[BEGIN]

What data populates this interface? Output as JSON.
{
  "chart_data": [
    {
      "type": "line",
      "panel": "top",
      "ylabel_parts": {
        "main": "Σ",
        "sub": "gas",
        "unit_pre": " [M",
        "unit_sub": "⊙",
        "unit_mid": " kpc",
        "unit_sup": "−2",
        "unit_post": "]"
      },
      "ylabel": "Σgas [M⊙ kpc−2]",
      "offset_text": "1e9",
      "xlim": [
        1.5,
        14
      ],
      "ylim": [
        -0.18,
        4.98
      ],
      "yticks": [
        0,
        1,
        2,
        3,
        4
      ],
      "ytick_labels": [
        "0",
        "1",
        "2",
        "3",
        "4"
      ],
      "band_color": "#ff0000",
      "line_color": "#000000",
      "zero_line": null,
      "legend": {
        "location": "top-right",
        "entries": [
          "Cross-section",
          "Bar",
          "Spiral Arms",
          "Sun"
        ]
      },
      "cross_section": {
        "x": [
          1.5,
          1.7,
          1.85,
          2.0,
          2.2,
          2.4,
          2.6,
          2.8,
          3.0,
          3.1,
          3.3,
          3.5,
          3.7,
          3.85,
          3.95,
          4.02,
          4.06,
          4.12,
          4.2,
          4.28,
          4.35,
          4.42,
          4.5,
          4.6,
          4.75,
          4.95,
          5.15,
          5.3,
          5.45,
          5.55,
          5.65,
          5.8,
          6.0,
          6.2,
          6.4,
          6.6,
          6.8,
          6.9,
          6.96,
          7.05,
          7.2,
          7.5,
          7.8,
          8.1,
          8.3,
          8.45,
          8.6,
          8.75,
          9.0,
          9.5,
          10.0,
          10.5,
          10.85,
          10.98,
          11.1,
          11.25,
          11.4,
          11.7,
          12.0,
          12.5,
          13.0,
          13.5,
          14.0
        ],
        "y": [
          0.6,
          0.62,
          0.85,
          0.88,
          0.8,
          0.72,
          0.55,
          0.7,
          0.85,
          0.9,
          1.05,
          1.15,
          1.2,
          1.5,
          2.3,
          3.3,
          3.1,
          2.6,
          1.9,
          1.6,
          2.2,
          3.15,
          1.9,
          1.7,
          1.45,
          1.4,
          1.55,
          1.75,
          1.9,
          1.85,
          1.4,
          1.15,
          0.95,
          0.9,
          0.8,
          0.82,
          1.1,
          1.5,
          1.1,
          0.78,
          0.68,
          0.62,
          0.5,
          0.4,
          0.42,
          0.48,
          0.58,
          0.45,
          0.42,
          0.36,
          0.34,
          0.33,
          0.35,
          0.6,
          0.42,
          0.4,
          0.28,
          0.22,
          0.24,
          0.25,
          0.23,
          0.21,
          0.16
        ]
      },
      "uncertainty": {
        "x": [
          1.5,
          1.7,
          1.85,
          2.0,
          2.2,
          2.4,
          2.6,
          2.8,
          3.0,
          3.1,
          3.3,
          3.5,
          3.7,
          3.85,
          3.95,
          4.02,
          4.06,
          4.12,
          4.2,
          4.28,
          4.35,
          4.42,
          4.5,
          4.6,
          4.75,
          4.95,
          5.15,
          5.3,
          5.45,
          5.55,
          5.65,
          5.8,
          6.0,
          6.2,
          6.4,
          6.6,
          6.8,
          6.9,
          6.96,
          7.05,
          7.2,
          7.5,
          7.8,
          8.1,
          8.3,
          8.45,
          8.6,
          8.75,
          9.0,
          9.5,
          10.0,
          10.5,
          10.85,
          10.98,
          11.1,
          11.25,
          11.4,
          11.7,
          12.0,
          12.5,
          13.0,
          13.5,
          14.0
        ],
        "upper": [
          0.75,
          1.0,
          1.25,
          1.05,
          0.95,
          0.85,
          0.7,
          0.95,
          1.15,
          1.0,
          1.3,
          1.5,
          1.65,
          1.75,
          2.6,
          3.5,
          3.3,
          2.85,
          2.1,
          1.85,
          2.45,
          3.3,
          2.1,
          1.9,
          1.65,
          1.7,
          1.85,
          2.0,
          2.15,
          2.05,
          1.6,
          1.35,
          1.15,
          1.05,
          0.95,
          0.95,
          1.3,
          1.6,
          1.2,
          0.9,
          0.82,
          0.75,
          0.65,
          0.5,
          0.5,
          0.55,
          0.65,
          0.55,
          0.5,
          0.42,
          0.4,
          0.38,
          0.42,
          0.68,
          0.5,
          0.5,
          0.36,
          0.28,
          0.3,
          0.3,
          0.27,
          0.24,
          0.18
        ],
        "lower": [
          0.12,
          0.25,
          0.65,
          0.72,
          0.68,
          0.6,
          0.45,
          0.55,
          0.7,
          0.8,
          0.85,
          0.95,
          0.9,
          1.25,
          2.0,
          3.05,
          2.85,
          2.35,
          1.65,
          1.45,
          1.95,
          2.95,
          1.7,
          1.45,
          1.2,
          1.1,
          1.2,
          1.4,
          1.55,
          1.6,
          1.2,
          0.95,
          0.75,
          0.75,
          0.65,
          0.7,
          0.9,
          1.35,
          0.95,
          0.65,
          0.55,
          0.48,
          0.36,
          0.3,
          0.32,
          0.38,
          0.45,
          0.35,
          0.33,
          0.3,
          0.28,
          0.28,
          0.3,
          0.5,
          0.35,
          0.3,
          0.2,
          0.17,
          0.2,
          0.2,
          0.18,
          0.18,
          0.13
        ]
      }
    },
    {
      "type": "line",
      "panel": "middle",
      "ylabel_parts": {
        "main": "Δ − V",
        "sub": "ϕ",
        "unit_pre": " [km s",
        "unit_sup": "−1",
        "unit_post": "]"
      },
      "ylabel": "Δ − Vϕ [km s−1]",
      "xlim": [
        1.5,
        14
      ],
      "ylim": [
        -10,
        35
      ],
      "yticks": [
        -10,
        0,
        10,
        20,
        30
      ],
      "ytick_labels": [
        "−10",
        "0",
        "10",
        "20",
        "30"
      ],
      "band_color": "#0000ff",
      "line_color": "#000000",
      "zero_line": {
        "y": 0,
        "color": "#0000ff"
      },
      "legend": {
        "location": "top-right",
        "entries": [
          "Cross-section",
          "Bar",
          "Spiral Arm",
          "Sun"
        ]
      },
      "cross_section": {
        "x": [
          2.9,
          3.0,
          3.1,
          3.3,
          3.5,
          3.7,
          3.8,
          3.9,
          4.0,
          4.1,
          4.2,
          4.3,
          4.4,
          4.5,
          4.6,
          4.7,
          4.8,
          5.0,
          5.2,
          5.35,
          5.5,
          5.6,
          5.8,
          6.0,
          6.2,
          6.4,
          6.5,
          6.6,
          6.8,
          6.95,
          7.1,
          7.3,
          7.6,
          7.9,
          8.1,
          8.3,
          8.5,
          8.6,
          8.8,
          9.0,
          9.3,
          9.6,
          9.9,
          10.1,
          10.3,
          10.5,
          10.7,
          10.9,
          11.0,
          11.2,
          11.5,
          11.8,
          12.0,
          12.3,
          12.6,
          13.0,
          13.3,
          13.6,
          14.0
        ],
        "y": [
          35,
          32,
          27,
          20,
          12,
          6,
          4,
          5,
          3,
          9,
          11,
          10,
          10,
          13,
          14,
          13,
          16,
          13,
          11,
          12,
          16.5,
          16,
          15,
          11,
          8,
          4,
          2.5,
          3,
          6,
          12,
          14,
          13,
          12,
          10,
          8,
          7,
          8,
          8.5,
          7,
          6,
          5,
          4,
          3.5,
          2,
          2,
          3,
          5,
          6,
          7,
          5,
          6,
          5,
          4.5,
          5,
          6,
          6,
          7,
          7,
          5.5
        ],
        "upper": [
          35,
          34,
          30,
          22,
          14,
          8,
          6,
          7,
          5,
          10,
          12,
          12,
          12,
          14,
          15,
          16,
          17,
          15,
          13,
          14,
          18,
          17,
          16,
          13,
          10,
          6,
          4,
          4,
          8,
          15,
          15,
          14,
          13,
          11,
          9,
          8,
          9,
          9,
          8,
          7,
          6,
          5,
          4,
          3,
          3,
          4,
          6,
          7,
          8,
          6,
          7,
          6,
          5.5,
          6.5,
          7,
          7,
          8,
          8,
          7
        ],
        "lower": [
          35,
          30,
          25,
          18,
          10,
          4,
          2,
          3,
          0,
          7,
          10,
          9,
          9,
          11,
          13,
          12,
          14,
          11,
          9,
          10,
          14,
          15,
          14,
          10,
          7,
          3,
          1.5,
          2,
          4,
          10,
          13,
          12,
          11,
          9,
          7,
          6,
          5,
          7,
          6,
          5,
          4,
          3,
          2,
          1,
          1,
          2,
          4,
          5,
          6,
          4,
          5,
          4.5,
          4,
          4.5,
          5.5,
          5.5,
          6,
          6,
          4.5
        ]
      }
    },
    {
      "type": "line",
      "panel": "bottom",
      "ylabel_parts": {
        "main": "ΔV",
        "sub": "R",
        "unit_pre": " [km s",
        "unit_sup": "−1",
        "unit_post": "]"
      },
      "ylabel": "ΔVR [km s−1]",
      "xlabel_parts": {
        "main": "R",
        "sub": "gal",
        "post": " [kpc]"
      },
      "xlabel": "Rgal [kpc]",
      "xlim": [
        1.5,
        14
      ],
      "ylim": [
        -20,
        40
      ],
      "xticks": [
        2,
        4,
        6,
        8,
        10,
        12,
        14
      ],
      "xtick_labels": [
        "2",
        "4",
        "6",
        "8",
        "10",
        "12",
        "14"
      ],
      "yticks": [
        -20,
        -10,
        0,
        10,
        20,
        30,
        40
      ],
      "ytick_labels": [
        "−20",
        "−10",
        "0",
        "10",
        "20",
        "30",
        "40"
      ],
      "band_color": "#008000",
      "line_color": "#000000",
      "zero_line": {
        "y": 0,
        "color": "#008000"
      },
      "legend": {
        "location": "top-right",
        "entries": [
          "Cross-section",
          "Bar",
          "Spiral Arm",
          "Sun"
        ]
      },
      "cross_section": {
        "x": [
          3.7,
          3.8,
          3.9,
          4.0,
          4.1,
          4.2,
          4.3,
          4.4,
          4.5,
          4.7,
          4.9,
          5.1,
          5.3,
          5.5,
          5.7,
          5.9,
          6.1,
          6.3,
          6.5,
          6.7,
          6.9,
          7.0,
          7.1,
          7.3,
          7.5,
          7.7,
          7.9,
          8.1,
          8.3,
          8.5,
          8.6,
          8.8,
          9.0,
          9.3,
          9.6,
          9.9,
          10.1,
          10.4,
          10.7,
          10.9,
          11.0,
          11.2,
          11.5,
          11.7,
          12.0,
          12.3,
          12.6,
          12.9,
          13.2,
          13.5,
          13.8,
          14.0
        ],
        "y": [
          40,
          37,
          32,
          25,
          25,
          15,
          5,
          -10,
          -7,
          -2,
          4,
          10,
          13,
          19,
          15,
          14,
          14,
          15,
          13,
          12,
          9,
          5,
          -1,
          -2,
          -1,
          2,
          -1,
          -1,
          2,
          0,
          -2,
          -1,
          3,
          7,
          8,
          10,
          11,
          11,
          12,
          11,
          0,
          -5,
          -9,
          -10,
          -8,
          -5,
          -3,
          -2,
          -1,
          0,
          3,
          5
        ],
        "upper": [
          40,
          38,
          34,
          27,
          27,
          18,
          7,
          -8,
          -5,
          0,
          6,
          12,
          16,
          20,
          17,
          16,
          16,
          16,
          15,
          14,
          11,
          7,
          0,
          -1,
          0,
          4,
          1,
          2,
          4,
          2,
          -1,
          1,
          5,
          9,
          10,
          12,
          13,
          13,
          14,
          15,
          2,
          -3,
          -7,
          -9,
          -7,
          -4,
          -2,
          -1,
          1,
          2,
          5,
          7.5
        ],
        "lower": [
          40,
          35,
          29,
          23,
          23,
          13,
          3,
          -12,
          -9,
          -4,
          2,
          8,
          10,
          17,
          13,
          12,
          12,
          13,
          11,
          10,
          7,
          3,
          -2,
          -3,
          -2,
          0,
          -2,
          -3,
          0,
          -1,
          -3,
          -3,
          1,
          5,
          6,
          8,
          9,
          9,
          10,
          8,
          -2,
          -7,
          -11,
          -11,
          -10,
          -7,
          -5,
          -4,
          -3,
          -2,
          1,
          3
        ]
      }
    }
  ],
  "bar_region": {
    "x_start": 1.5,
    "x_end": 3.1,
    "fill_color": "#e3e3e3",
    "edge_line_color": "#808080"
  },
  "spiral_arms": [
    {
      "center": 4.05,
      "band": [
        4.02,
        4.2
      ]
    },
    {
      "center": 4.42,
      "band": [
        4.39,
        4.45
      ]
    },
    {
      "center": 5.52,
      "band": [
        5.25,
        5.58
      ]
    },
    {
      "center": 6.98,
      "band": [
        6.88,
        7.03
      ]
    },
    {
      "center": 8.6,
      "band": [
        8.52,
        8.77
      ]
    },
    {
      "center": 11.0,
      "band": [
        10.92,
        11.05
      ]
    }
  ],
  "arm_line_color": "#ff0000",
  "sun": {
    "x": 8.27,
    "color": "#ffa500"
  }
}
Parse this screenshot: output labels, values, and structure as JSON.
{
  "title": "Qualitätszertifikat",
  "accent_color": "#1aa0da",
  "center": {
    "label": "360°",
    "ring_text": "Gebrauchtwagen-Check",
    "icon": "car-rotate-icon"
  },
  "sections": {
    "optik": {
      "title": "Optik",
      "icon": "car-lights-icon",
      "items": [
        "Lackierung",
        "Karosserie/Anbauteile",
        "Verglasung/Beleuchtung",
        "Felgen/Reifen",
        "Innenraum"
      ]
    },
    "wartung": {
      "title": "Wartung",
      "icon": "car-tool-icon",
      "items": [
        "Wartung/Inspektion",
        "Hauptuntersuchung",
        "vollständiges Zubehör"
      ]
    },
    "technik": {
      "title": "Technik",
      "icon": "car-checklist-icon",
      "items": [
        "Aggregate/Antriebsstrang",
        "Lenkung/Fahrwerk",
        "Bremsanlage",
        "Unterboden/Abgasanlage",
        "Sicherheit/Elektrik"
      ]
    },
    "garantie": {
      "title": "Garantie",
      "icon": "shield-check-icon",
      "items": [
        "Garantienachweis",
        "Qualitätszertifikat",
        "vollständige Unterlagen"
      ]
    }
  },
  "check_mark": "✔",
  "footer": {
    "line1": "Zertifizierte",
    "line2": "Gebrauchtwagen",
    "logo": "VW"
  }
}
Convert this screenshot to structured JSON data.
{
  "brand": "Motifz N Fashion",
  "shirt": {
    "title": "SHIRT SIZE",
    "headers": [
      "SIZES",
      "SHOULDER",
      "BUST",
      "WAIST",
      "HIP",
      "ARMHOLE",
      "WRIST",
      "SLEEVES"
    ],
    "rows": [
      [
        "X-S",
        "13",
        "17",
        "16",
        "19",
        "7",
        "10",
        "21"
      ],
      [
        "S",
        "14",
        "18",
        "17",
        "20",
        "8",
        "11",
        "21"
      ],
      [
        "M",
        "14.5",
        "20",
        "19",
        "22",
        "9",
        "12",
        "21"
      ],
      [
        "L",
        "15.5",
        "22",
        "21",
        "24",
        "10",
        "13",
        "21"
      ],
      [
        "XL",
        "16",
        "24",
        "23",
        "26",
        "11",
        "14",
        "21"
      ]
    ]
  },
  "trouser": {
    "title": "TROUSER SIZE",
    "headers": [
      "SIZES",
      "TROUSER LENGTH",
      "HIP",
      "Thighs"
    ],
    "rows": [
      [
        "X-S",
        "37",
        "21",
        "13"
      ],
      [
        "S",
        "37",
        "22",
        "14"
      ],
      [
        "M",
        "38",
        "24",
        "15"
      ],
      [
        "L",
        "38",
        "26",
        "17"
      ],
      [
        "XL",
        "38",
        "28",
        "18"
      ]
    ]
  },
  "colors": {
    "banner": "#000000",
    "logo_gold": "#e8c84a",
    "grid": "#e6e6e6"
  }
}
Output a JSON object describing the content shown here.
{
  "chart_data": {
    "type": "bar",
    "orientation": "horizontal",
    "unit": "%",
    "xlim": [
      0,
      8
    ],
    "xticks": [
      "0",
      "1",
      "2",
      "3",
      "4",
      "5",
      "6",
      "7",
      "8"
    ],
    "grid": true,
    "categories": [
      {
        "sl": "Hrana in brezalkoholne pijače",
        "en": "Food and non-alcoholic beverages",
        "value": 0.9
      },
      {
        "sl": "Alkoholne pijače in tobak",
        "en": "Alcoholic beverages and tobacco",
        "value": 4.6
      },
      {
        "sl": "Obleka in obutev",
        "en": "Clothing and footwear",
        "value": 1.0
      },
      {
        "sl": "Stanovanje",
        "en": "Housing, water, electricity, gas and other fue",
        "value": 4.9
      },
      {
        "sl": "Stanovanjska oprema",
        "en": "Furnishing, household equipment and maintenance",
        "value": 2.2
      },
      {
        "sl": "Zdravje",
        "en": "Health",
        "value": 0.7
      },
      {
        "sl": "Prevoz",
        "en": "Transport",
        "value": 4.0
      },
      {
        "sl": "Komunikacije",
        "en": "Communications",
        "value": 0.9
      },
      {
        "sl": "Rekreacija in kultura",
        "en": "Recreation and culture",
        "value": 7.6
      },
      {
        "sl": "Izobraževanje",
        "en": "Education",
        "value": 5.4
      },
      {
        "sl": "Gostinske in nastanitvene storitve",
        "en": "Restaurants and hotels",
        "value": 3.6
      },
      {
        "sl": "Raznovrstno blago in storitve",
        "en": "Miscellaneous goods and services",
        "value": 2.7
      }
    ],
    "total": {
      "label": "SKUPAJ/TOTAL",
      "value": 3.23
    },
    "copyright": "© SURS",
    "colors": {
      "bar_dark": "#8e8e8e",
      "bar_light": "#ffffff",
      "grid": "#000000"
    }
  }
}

[END]

* What the task requires: Copy down every line of the entries containing the word "Qualitätszertifikat".

* Result of the exercise:
  "title": "Qualitätszertifikat",
        "Qualitätszertifikat",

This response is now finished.